**GIVEN DATA**
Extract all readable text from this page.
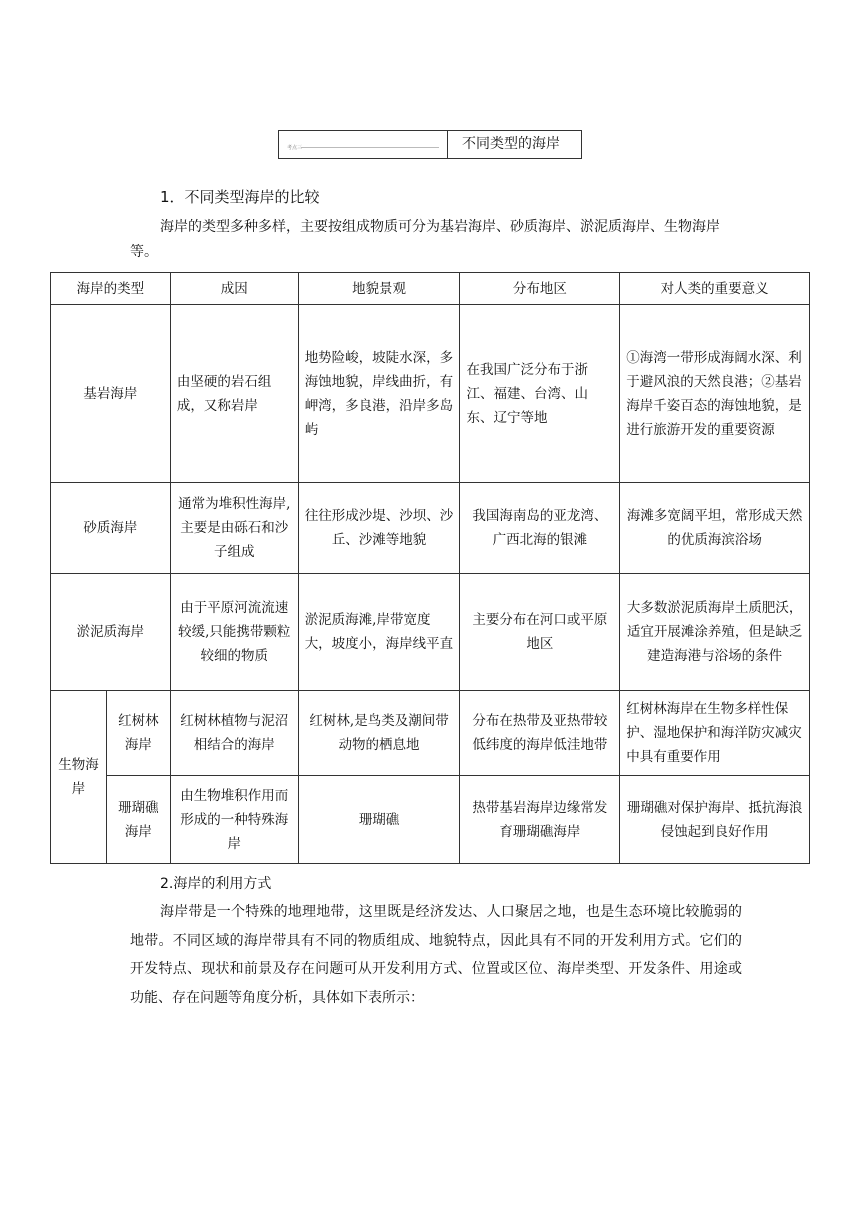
考点三	不同类型的海岸
1．不同类型海岸的比较
海岸的类型多种多样，主要按组成物质可分为基岩海岸、砂质海岸、淤泥质海岸、生物海岸等。
海岸的类型		成因	地貌景观	分布地区	对人类的重要意义
基岩海岸		由坚硬的岩石组成，又称岩岸	地势险峻，坡陡水深，多海蚀地貌，岸线曲折，有岬湾，多良港，沿岸多岛屿	在我国广泛分布于浙江、福建、台湾、山东、辽宁等地	①海湾一带形成海阔水深、利于避风浪的天然良港；②基岩海岸千姿百态的海蚀地貌，是进行旅游开发的重要资源
砂质海岸		通常为堆积性海岸,主要是由砾石和沙子组成	往往形成沙堤、沙坝、沙丘、沙滩等地貌	我国海南岛的亚龙湾、广西北海的银滩	海滩多宽阔平坦，常形成天然的优质海滨浴场
淤泥质海岸		由于平原河流流速较缓,只能携带颗粒较细的物质	淤泥质海滩,岸带宽度大，坡度小，海岸线平直	主要分布在河口或平原地区	大多数淤泥质海岸土质肥沃，适宜开展滩涂养殖，但是缺乏建造海港与浴场的条件
生物海岸	红树林海岸	红树林植物与泥沼相结合的海岸	红树林,是鸟类及潮间带动物的栖息地	分布在热带及亚热带较低纬度的海岸低洼地带	红树林海岸在生物多样性保护、湿地保护和海洋防灾减灾中具有重要作用
	珊瑚礁海岸	由生物堆积作用而形成的一种特殊海岸	珊瑚礁	热带基岩海岸边缘常发育珊瑚礁海岸	珊瑚礁对保护海岸、抵抗海浪侵蚀起到良好作用
2.海岸的利用方式
海岸带是一个特殊的地理地带，这里既是经济发达、人口聚居之地，也是生态环境比较脆弱的地带。不同区域的海岸带具有不同的物质组成、地貌特点，因此具有不同的开发利用方式。它们的开发特点、现状和前景及存在问题可从开发利用方式、位置或区位、海岸类型、开发条件、用途或功能、存在问题等角度分析，具体如下表所示：
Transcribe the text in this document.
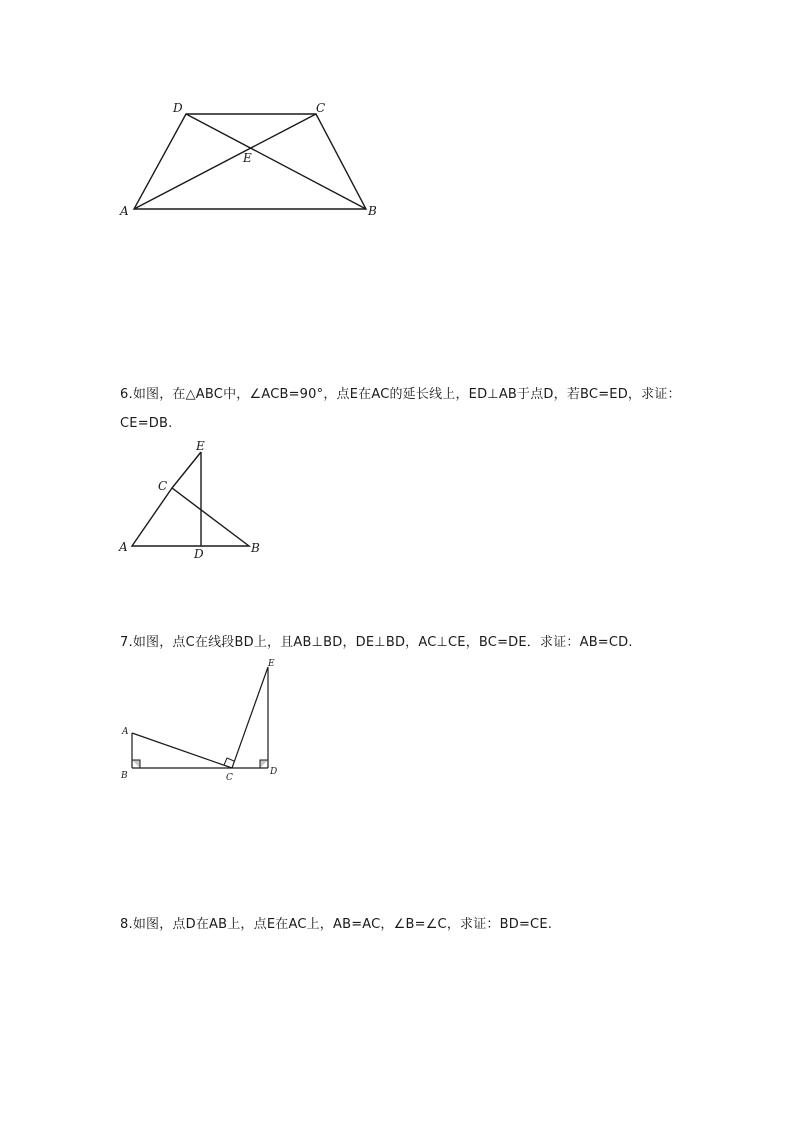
D	C
E
A	B
6.如图，在△ABC中，∠ACB=90°，点E在AC的延长线上，ED⊥AB于点D，若BC=ED，求证：CE=DB.
E
C
A	D	B
7.如图，点C在线段BD上，且AB⊥BD，DE⊥BD，AC⊥CE，BC=DE．求证：AB=CD.
E
A
B	C
D
8.如图，点D在AB上，点E在AC上，AB=AC，∠B=∠C，求证：BD=CE.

**WHAT YOU SHOULD DO**
Pick out the lines that contain "this" and copy them.

**THE ANSWER**
Extract all readable text from this page.
Transcribe the text in this document.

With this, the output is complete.